→ **Prompt A**:
In the Vaaler Awards article, how many entries did the Editorial Board evaluate?
→ **Prompt B**:
Reproduce the stretch of the Vaaler Awards article from "Vaaler Awards: Two" through "range of sites.".
┌─ Extracted text
Vaaler Awards: Two Products Win Honors
Many plants stand to benefit from these innovative products.
Most chemical facilities face ongoing demands to improve their operations. Today’s economic climate is ratcheting up pressure while making cash and resources harder to get. While there’s no “magic bullet” to bolster performance, plants certainly can achieve gains by taking advantage of new offerings from vendors. This year’s Vaaler Awards honor two products that promise significant benefits for a wide range of sites.
Every other year since 1964, Chemical Processing has presented Vaaler Awards to products and services that can dramatically improve plant operations and economics. To be considered for this year’s award, a product or service must have been commercialized in the United States between July 2007 and June 2009.
Chemical Processing’s Editorial Board, which includes technical professionals with diverse responsibilities and from a variety of industry sectors (see below) evaluated 12 entries for technological significance, novelty or uniqueness, and breadth of applicability. This impartial panel didn’t have to bestow any awards but did judge two nominees worthy of the honor:
• Loop-Pro Version 5 from Control Station; and
• Rosemount 848T Wireless Temperature Transmitter from Emerson Process Management.
└─
┌─ Excerpted records
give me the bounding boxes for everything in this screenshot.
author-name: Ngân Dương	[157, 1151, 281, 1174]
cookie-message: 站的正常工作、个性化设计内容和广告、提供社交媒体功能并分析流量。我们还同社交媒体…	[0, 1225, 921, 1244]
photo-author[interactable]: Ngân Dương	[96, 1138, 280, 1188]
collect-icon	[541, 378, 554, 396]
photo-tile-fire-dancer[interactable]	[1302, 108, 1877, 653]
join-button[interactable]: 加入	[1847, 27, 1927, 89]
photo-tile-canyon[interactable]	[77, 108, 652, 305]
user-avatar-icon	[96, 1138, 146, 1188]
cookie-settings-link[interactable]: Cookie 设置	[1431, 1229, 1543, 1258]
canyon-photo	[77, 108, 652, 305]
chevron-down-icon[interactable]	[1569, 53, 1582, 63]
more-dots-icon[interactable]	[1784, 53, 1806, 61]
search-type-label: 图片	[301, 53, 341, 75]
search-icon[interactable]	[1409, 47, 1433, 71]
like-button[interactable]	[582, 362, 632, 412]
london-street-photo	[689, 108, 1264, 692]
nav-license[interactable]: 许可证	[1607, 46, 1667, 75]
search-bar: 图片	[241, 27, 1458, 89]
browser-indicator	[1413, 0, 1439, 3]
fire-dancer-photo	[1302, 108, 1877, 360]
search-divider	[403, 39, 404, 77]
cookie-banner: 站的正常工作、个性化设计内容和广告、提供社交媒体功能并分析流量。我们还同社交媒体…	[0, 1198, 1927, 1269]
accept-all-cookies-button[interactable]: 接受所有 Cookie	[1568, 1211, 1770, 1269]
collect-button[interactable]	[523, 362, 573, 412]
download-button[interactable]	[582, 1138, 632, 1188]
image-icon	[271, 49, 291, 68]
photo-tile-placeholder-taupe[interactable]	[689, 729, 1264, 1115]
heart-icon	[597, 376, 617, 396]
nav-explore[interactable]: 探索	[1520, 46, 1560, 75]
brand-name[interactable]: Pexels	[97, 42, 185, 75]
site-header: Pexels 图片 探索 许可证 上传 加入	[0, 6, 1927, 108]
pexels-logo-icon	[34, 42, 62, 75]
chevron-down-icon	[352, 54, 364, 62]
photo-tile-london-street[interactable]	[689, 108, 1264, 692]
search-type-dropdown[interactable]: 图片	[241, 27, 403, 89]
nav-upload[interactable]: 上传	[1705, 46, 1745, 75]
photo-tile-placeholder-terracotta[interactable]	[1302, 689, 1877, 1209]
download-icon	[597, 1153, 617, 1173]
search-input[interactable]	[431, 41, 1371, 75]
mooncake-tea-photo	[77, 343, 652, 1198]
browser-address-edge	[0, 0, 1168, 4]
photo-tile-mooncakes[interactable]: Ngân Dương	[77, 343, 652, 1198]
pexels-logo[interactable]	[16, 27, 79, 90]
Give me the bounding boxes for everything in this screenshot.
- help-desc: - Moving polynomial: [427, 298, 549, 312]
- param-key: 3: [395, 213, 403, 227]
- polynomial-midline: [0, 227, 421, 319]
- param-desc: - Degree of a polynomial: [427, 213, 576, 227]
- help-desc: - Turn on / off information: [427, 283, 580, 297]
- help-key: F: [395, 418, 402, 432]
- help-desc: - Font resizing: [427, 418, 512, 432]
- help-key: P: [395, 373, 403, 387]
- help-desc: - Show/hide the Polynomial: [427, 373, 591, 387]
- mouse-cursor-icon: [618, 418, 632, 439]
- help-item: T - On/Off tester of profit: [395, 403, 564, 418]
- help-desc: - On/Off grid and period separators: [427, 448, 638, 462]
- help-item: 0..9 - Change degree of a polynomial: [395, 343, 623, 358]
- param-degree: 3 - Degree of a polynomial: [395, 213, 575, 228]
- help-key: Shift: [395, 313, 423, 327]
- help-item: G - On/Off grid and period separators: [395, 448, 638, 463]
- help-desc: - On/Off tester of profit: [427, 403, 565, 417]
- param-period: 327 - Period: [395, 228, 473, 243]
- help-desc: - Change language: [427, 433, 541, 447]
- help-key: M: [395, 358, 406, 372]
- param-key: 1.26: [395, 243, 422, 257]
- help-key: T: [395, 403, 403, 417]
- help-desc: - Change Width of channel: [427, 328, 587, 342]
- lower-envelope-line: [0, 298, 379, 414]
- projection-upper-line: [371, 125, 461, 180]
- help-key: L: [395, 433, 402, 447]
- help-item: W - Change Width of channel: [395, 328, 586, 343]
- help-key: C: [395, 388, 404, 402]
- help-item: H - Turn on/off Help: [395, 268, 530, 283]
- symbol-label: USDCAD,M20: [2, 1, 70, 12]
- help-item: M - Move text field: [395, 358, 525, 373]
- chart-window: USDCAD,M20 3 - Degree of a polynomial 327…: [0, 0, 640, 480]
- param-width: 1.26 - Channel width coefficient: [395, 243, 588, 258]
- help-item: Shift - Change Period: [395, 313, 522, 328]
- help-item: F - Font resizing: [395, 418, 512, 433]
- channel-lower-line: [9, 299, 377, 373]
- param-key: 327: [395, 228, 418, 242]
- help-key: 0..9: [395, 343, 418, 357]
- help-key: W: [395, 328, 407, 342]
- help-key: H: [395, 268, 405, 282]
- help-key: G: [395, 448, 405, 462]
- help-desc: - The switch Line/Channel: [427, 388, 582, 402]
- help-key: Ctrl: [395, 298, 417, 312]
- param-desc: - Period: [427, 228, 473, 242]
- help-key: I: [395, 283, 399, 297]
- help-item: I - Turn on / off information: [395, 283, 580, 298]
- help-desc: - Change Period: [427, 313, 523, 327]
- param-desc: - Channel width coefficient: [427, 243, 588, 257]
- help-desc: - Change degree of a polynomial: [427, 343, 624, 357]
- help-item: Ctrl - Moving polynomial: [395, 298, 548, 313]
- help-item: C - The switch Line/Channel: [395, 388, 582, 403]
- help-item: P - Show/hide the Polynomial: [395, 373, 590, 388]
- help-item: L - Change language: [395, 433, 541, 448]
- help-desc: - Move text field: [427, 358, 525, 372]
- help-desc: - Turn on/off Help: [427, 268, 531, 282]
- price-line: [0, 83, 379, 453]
└─
→ **Your response A**:
12

→ **Your response B**:
Vaaler Awards: Two Products Win Honors
Many plants stand to benefit from these innovative products.
Most chemical facilities face ongoing demands to improve their operations. Today’s economic climate is ratcheting up pressure while making cash and resources harder to get. While there’s no “magic bullet” to bolster performance, plants certainly can achieve gains by taking advantage of new offerings from vendors. This year’s Vaaler Awards honor two products that promise significant benefits for a wide range of sites.